Stored data entries

········

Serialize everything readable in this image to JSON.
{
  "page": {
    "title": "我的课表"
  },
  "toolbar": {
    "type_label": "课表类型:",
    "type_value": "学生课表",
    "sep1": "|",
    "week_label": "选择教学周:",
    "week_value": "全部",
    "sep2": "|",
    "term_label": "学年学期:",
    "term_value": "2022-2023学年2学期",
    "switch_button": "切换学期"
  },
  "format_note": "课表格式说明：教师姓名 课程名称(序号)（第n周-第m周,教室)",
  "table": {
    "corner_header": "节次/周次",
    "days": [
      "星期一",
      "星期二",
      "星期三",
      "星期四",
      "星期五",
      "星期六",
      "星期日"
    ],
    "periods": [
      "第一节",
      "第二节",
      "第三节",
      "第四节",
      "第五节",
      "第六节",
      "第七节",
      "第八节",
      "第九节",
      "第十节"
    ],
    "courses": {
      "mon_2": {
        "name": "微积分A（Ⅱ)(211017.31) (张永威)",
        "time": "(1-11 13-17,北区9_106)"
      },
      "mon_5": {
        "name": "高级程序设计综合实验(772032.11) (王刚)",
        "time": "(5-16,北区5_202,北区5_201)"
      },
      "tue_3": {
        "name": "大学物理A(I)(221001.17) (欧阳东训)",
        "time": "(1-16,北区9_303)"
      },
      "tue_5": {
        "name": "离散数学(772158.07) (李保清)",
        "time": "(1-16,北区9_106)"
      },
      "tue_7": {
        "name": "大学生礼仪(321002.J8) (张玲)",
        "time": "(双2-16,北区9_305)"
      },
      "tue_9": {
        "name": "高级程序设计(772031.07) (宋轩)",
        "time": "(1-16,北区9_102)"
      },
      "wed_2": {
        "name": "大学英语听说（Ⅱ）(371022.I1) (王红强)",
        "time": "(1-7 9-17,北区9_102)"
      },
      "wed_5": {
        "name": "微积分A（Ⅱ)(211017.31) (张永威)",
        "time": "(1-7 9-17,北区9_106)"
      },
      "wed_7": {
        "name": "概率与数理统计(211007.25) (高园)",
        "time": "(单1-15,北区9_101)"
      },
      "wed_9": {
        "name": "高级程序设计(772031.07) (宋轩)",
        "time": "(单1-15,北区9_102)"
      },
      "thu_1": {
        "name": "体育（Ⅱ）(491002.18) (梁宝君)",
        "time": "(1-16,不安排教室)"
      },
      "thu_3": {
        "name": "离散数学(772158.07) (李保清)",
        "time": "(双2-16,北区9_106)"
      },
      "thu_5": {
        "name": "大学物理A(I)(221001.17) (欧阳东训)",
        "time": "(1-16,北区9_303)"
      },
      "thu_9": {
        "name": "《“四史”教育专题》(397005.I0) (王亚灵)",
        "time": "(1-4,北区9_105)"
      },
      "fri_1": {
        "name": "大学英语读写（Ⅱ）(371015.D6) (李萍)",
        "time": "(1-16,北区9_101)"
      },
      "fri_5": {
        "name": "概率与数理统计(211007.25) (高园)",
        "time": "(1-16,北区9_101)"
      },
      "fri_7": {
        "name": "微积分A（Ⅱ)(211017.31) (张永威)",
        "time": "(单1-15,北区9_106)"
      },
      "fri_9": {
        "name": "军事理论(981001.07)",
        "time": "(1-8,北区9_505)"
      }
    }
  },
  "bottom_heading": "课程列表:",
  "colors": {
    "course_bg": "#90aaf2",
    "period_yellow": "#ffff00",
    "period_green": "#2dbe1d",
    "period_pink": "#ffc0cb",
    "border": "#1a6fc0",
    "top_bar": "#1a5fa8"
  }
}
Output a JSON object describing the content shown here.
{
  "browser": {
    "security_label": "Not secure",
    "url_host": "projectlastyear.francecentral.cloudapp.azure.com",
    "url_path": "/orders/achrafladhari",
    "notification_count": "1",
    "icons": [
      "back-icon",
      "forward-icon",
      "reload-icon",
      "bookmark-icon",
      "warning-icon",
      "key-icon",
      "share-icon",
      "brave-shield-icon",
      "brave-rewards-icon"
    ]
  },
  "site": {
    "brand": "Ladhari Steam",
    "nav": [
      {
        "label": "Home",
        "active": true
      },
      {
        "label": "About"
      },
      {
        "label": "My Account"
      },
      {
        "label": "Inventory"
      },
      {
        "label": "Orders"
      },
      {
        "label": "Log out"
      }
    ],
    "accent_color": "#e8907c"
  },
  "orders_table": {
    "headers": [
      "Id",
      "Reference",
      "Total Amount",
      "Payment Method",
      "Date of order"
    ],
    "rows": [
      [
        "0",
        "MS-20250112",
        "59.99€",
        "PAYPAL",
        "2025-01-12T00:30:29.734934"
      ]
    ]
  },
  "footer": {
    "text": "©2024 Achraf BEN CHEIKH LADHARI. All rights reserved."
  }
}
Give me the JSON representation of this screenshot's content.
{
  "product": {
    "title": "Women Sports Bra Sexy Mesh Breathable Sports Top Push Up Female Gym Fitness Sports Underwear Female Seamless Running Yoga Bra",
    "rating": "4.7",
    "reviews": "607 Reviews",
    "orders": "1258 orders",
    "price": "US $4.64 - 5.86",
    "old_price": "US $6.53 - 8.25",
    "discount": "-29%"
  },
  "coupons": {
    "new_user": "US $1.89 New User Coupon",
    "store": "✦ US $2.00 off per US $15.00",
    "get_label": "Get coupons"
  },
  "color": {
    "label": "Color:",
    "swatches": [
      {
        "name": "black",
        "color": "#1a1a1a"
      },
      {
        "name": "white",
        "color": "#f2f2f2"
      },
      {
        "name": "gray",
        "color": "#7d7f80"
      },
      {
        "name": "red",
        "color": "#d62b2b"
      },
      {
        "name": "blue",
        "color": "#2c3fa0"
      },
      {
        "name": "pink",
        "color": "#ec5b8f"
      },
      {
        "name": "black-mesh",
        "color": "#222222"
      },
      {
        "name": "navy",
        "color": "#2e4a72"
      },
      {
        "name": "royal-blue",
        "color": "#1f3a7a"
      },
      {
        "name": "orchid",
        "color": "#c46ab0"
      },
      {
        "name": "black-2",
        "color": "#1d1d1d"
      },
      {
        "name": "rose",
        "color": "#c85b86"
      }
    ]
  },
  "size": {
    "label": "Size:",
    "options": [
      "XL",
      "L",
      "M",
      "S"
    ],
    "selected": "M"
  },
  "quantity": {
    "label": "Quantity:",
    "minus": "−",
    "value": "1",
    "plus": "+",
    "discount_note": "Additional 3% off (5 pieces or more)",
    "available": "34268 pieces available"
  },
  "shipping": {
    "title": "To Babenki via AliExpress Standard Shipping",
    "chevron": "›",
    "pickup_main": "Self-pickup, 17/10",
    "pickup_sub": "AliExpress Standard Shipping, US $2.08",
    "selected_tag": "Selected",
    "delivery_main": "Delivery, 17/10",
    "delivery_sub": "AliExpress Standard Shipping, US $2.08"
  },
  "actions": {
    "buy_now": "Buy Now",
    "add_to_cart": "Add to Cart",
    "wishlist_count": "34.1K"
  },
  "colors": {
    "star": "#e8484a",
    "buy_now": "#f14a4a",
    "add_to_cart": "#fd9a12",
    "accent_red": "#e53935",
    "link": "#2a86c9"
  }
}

········

#### Instructions for the task:
In the entries above, count each line that holds "pieces". Give the total and nothing else.

#### The answer:
2